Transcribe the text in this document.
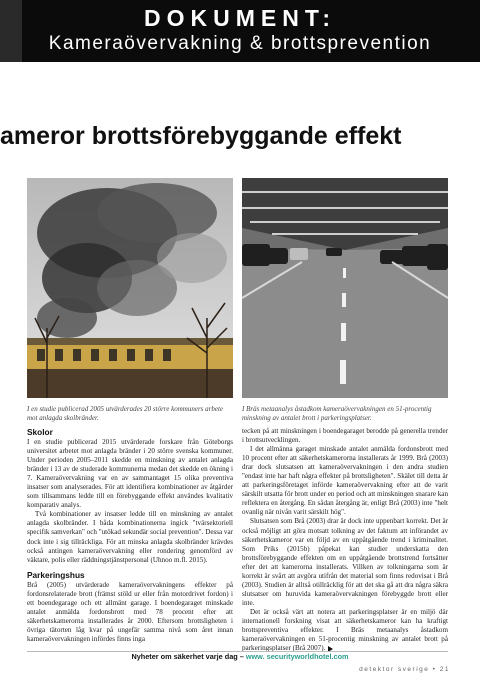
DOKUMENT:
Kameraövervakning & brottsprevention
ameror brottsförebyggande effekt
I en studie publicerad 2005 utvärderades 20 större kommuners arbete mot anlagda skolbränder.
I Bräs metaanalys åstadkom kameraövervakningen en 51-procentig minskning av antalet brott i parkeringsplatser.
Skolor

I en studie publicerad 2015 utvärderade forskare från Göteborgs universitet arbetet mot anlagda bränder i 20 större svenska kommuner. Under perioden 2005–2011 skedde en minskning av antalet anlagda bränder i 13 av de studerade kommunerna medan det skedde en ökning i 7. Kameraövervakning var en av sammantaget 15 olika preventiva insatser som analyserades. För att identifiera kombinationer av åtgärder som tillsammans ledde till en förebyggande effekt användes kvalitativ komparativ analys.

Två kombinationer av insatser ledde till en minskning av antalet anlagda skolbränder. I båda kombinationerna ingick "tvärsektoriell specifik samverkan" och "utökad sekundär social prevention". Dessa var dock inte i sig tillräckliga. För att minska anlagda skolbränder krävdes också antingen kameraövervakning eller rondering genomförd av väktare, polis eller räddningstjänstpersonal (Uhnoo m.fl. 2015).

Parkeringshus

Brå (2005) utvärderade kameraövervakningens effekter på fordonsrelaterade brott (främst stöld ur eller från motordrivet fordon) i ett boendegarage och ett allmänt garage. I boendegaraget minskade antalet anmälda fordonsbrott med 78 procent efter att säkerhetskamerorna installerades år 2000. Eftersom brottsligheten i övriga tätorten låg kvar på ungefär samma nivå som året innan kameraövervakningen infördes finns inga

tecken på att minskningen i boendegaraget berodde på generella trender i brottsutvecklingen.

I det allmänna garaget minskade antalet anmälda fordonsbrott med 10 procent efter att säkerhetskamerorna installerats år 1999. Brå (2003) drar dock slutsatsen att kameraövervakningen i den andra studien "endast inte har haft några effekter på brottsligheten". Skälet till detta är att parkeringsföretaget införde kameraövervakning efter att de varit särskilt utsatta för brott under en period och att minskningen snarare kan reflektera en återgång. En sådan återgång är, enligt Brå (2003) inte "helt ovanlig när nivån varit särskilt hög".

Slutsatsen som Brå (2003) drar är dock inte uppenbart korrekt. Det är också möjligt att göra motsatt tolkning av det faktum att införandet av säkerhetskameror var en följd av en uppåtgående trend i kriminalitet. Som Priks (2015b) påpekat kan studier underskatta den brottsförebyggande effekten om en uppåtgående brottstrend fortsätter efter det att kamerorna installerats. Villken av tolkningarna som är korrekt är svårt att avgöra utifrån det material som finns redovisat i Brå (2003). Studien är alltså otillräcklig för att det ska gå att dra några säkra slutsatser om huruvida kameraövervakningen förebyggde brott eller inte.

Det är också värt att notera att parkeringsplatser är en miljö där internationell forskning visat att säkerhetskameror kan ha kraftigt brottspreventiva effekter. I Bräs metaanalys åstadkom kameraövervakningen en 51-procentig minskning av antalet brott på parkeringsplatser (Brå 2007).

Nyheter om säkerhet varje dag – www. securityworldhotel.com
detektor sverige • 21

+ + + + +

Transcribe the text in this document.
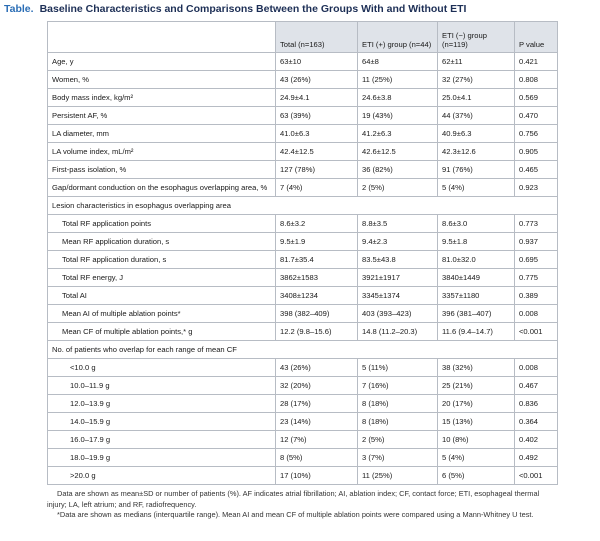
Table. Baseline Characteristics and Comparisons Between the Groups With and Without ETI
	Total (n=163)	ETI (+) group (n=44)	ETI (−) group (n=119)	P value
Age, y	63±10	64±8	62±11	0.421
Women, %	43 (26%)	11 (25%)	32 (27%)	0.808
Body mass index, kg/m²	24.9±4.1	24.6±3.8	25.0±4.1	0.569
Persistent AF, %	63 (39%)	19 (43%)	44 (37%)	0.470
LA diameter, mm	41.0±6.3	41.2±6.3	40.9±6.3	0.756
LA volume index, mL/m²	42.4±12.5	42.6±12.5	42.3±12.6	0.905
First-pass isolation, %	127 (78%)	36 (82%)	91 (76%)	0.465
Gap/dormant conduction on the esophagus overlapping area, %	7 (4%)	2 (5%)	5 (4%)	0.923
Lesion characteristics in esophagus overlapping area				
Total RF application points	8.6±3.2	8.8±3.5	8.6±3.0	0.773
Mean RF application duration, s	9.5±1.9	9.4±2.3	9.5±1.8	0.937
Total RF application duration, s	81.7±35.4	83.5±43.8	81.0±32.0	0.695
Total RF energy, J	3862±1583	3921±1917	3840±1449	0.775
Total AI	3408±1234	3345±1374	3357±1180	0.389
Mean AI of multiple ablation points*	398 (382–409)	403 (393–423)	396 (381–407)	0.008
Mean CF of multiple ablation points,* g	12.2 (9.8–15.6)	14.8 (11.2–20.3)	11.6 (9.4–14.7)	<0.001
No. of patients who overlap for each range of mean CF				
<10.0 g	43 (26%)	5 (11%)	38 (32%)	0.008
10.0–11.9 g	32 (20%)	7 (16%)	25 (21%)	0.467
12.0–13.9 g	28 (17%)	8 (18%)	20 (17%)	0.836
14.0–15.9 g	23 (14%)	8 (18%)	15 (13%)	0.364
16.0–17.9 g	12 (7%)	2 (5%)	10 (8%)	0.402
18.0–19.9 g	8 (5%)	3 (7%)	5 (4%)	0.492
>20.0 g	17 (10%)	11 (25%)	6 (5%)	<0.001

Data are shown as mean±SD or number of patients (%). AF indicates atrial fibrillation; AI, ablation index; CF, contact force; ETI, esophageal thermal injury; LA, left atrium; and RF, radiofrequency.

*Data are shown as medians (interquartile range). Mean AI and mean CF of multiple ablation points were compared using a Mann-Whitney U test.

+ + + + +

• [PROBLEM TO WORK ON]: Look over the records. Copy the lines that include the word "finns".

• [RESULT OF THE EXERCISE]:
Brå (2005) utvärderade kameraövervakningens effekter på fordonsrelaterade brott (främst stöld ur eller från motordrivet fordon) i ett boendegarage och ett allmänt garage. I boendegaraget minskade antalet anmälda fordonsbrott med 78 procent efter att säkerhetskamerorna installerades år 2000. Eftersom brottsligheten i övriga tätorten låg kvar på ungefär samma nivå som året innan kameraövervakningen infördes finns inga
Slutsatsen som Brå (2003) drar är dock inte uppenbart korrekt. Det är också möjligt att göra motsatt tolkning av det faktum att införandet av säkerhetskameror var en följd av en uppåtgående trend i kriminalitet. Som Priks (2015b) påpekat kan studier underskatta den brottsförebyggande effekten om en uppåtgående brottstrend fortsätter efter det att kamerorna installerats. Villken av tolkningarna som är korrekt är svårt att avgöra utifrån det material som finns redovisat i Brå (2003). Studien är alltså otillräcklig för att det ska gå att dra några säkra slutsatser om huruvida kameraövervakningen förebyggde brott eller inte.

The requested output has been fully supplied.